# Written request:
Gather, from the listing beneath this task, every line holding the string "type".

BEGIN

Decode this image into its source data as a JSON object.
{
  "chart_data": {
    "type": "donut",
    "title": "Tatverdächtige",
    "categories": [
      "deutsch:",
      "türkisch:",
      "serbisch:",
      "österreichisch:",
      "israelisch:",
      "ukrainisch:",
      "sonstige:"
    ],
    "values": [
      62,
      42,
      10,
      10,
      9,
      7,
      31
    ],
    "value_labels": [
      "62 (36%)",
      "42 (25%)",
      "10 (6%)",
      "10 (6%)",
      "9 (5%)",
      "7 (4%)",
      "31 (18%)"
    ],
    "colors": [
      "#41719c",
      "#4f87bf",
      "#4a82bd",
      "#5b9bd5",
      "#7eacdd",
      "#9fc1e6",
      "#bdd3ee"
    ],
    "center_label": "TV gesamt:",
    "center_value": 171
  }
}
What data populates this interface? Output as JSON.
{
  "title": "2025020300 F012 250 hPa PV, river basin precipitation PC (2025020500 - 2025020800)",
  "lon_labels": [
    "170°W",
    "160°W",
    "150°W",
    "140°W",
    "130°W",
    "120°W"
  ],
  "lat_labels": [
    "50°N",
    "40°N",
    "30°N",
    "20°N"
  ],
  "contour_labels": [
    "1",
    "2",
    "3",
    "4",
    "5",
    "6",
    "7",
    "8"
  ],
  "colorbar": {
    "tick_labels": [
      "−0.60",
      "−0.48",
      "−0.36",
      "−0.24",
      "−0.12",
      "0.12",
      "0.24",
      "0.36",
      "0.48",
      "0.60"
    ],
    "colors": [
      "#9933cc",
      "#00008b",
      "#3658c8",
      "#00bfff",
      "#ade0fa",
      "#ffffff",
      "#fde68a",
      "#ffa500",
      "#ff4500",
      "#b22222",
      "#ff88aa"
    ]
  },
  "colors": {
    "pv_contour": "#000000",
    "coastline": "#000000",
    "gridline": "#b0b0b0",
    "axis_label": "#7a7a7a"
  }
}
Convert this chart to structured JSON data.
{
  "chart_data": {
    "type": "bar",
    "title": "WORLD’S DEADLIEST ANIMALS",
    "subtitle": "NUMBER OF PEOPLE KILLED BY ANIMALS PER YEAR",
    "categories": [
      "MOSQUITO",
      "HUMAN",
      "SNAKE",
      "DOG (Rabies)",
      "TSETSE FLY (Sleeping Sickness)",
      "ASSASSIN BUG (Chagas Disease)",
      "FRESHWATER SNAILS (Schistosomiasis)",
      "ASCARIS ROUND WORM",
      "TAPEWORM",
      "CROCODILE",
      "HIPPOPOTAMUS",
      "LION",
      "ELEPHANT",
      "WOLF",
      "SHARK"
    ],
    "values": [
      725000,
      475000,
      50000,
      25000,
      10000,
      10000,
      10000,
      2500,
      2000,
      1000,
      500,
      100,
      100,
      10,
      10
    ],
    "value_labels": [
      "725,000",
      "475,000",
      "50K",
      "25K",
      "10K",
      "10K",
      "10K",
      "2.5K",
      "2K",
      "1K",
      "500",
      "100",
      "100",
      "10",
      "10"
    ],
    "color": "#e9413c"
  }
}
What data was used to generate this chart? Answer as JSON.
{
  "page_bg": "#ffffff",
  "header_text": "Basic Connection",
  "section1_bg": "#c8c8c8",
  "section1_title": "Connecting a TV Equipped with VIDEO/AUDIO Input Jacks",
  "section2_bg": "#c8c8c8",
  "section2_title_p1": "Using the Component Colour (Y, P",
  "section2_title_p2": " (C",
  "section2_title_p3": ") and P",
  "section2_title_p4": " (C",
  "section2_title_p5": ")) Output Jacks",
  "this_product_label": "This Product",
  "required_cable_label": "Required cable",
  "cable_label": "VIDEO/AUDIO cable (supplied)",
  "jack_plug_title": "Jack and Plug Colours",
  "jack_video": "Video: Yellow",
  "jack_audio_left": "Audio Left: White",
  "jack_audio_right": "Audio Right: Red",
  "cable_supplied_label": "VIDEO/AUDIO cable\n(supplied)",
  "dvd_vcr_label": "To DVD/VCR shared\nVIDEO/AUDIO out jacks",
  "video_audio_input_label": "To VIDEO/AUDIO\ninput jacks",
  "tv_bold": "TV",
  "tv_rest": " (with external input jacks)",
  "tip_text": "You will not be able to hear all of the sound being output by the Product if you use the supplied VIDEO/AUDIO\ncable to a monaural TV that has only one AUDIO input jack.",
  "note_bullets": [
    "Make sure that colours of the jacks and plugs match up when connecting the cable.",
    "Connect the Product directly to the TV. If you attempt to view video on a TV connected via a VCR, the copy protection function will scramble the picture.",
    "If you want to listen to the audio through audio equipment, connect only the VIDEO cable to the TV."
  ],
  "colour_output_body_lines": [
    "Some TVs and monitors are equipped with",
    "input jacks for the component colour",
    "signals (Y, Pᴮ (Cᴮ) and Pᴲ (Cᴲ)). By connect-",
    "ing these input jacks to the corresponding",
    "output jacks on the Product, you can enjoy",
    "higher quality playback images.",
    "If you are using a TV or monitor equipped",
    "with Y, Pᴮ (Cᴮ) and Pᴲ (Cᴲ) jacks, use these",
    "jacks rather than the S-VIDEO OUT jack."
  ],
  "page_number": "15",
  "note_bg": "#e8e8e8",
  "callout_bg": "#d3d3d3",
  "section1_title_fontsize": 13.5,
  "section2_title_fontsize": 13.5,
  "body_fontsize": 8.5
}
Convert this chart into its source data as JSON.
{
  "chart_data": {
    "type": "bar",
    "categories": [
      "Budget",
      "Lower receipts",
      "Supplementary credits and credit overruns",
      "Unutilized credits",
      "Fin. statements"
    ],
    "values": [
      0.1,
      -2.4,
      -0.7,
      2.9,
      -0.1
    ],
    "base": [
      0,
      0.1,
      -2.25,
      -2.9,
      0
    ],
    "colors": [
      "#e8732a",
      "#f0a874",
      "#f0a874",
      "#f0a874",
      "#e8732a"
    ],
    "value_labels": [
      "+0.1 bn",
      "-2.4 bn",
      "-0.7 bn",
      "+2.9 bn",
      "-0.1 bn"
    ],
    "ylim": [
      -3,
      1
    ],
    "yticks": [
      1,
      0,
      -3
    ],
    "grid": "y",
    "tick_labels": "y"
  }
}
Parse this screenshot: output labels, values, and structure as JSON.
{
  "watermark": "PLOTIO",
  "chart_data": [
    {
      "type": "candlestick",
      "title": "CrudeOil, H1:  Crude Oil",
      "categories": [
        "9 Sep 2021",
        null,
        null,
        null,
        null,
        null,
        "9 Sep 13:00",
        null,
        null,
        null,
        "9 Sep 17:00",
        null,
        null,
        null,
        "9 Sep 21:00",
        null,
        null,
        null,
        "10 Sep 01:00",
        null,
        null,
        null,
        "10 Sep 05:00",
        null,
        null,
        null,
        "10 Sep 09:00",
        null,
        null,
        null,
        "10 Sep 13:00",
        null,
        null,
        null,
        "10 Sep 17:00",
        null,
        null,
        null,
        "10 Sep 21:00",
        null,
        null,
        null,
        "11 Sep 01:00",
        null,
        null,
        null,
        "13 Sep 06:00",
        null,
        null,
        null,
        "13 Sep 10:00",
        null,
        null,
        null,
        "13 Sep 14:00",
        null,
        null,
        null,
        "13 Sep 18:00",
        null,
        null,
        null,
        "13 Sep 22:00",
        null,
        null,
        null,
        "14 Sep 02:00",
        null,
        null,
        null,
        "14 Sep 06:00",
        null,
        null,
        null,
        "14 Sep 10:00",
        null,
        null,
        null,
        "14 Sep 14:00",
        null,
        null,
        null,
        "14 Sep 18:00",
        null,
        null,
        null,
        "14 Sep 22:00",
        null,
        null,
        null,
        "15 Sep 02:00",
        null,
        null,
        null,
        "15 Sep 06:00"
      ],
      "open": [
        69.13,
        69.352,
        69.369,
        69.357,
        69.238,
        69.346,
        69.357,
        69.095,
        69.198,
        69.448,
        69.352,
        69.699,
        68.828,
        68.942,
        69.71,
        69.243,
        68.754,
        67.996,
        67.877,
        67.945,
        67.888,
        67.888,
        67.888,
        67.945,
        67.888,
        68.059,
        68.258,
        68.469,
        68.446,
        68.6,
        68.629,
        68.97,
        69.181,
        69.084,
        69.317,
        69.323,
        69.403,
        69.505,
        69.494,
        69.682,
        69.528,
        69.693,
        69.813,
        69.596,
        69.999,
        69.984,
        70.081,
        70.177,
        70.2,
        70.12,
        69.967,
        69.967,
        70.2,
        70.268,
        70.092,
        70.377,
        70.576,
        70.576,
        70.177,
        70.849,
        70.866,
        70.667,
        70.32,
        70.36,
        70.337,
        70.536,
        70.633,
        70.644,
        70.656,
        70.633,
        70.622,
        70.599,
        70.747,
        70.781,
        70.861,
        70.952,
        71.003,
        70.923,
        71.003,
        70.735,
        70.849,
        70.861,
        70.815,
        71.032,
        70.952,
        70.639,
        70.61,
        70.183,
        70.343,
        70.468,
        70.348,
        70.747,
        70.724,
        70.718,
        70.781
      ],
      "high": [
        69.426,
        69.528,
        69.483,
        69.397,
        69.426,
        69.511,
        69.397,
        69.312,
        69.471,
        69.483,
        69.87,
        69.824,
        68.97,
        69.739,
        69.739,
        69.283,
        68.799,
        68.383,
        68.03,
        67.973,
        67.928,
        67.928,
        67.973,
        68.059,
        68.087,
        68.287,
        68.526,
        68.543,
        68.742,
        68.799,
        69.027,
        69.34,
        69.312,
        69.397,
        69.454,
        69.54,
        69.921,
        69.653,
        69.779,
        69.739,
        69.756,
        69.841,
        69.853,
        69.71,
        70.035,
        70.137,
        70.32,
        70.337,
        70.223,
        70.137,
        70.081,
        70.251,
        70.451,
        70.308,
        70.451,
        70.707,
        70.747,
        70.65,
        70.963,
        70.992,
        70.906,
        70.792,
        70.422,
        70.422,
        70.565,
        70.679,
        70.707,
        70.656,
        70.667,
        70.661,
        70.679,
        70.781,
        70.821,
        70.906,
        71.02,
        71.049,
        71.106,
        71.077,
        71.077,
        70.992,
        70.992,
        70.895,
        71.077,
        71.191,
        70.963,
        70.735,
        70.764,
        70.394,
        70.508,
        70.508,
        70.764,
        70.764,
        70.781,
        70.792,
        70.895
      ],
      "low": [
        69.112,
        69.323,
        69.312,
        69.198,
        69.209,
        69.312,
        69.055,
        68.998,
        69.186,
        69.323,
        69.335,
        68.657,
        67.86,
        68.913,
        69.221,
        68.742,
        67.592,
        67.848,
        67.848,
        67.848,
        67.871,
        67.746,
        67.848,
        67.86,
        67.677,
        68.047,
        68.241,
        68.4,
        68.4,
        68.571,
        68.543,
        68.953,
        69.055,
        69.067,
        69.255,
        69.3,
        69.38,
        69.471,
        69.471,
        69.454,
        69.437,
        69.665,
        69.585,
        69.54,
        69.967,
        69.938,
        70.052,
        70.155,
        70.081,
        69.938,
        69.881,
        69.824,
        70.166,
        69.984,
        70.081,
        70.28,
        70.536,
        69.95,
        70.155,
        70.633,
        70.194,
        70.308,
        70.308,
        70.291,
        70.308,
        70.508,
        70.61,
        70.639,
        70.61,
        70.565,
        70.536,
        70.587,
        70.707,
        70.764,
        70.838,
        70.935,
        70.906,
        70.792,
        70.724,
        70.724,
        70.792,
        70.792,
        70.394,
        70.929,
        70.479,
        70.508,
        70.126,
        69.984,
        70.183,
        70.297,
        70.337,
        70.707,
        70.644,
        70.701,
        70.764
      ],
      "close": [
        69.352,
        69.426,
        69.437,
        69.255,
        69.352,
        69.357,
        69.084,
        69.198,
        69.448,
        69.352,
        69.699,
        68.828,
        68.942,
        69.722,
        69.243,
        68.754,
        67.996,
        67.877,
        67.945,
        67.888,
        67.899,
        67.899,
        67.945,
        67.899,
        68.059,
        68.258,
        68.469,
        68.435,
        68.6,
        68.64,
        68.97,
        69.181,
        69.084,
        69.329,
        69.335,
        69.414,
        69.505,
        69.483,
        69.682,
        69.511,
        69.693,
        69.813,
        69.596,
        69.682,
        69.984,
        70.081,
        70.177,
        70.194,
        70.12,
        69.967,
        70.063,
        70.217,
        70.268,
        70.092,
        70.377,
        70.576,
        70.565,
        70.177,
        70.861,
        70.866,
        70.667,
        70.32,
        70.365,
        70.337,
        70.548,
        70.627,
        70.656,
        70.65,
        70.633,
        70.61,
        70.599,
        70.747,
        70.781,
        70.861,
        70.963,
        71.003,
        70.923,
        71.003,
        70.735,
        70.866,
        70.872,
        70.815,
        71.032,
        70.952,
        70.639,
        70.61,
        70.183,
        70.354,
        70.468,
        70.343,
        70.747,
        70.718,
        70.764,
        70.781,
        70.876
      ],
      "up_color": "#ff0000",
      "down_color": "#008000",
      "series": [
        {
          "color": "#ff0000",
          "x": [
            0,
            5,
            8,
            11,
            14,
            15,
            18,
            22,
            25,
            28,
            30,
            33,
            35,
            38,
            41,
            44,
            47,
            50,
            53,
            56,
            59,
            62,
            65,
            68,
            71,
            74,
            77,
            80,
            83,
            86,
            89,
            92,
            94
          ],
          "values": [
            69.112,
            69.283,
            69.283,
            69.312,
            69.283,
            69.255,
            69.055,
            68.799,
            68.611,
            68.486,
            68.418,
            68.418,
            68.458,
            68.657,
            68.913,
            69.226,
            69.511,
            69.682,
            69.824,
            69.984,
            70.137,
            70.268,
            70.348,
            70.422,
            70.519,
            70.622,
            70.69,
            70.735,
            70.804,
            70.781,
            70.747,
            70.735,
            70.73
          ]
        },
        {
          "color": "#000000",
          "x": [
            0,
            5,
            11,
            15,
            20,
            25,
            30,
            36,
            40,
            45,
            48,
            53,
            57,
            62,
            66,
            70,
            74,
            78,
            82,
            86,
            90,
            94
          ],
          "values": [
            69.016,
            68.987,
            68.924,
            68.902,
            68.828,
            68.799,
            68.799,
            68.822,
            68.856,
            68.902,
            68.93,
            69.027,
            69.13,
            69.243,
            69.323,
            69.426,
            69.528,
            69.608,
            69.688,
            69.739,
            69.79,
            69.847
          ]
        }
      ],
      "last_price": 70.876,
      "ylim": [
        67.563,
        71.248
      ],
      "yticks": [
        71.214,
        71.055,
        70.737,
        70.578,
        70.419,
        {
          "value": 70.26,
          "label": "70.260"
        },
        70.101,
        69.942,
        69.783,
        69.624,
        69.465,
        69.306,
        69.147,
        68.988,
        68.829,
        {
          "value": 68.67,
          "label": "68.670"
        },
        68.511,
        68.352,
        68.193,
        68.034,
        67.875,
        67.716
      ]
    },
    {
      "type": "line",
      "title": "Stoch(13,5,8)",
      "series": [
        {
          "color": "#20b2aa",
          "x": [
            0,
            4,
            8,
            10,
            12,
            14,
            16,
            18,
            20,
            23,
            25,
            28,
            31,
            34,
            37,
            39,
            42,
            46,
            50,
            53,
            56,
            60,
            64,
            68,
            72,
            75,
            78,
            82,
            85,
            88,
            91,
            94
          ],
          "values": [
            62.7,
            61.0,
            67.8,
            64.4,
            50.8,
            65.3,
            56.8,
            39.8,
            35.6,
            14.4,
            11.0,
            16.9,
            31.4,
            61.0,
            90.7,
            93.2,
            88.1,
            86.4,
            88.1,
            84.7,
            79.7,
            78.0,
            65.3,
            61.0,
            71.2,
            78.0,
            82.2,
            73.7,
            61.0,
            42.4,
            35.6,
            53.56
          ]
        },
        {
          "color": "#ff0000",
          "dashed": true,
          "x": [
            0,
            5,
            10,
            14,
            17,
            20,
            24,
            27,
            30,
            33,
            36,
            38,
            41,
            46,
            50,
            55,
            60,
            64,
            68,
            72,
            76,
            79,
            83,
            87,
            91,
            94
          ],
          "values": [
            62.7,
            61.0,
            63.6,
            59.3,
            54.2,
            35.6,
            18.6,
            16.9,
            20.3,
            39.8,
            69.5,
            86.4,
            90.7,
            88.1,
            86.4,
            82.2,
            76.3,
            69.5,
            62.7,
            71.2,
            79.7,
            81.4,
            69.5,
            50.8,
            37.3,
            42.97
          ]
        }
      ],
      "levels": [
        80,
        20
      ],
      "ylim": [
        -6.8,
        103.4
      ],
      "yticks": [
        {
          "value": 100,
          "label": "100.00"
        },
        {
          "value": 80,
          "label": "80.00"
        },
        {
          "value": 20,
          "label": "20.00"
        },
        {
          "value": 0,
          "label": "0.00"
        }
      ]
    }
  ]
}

END

# Worked solution:
    "type": "donut",
    "type": "bar",
    "type": "bar",
      "type": "candlestick",
      "type": "line",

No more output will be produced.